--- What is required ---
Whenever a line below holds the word "title", copy that line.

--- Dataset records ---

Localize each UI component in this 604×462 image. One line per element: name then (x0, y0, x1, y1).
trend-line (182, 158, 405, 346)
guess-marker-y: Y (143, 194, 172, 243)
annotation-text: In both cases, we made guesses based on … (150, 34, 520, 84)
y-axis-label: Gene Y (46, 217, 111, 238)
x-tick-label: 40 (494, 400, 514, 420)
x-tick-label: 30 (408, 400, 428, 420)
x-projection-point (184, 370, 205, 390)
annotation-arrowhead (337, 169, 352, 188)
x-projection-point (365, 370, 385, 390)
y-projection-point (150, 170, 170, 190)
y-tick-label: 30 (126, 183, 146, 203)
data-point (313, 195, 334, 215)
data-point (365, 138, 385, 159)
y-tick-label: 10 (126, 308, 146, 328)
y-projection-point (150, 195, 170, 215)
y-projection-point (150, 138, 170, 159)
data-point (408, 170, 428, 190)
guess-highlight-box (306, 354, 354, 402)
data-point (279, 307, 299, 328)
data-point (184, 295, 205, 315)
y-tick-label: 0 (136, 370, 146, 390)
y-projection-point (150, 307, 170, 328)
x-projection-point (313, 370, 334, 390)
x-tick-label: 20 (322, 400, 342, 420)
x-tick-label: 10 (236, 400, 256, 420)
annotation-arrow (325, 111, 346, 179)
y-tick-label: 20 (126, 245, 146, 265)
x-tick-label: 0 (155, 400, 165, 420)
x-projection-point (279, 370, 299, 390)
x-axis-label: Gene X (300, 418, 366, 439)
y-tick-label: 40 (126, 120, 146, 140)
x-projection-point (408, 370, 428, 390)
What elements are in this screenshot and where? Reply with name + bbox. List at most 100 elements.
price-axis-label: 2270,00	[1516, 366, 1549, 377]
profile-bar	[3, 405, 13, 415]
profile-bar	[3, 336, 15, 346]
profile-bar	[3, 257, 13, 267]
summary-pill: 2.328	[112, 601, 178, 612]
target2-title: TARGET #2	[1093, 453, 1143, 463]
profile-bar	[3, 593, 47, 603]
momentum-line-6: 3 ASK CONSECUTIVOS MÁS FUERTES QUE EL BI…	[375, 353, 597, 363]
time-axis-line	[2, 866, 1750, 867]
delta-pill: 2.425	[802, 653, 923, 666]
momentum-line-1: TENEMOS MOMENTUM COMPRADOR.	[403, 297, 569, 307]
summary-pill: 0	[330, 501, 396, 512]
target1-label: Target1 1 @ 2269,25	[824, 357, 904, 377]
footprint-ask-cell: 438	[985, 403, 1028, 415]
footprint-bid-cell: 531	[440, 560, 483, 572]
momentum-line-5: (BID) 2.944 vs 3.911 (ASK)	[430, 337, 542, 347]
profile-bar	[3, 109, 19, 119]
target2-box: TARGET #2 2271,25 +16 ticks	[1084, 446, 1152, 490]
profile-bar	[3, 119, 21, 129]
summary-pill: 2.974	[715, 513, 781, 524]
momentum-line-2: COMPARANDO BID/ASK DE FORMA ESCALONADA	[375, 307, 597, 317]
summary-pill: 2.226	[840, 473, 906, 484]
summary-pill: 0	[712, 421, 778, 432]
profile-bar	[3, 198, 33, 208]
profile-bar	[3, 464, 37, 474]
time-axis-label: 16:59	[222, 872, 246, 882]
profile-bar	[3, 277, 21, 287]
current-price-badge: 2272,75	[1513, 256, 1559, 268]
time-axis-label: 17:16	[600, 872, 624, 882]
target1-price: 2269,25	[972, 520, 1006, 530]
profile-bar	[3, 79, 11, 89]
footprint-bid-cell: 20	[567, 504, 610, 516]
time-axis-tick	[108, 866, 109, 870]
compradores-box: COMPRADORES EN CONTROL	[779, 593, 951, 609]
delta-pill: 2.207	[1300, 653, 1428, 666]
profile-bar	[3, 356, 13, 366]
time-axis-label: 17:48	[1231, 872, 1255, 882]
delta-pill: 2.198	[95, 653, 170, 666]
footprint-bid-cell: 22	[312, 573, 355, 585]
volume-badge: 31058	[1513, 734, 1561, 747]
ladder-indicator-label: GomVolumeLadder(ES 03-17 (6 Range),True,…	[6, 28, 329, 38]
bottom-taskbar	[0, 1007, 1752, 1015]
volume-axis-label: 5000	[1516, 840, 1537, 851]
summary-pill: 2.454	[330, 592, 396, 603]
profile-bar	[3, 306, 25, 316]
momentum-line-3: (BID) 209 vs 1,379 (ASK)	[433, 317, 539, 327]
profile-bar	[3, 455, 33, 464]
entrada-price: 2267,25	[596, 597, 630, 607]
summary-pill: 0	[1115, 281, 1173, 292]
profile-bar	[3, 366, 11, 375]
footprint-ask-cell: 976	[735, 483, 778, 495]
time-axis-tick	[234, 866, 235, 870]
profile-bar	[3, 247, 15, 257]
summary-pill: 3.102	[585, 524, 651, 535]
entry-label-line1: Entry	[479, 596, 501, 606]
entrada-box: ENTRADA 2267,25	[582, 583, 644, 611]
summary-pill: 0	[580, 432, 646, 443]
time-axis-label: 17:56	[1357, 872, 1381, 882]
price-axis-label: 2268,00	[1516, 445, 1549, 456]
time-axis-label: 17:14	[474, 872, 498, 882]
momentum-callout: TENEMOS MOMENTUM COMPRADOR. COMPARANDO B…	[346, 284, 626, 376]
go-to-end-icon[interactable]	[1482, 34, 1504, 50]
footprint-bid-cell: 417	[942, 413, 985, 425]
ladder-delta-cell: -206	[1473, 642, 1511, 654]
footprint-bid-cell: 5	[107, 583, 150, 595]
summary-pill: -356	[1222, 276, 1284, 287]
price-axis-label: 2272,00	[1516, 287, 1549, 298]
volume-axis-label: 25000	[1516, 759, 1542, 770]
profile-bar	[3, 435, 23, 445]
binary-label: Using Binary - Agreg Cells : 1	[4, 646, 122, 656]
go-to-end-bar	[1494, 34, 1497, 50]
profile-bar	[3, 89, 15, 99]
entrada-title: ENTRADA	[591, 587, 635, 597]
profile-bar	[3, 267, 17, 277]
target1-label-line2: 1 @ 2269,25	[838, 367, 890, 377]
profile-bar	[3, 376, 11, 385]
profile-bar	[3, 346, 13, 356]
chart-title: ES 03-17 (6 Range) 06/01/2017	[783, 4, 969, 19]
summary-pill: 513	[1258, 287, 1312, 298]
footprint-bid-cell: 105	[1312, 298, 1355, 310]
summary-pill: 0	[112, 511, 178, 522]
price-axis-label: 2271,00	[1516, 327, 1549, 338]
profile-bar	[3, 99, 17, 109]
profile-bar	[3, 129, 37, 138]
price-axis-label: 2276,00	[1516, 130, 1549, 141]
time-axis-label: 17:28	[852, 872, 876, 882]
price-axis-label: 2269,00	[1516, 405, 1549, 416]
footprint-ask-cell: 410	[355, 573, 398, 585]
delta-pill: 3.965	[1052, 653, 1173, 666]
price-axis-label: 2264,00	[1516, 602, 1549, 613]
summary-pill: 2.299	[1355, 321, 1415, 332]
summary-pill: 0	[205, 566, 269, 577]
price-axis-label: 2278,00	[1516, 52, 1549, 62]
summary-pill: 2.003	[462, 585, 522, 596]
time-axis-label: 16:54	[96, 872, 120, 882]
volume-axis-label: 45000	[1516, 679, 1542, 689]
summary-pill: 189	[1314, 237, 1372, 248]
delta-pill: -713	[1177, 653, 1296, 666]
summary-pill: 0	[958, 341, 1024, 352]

--- The completed task ---
target2-title: TARGET #2	[1093, 453, 1143, 463]
entrada-title: ENTRADA	[591, 587, 635, 597]
chart-title: ES 03-17 (6 Range) 06/01/2017	[783, 4, 969, 19]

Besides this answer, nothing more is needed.